The request:
Give only the number of lines where "Total" occurs.

Stored items
▶

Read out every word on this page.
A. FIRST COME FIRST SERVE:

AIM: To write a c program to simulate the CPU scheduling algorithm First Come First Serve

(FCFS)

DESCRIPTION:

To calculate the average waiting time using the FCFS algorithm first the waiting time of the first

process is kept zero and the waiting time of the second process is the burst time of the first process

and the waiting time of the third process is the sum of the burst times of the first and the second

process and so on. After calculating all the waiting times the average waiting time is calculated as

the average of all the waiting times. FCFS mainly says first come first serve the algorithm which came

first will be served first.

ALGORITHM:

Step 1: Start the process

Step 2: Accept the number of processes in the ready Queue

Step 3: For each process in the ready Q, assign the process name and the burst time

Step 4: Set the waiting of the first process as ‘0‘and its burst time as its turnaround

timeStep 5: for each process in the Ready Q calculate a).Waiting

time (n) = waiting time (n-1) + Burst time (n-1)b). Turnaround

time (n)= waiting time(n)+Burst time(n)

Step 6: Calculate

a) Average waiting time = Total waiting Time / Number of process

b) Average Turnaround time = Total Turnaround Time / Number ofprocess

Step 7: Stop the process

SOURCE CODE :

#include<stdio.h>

◀

Completed exercise:
2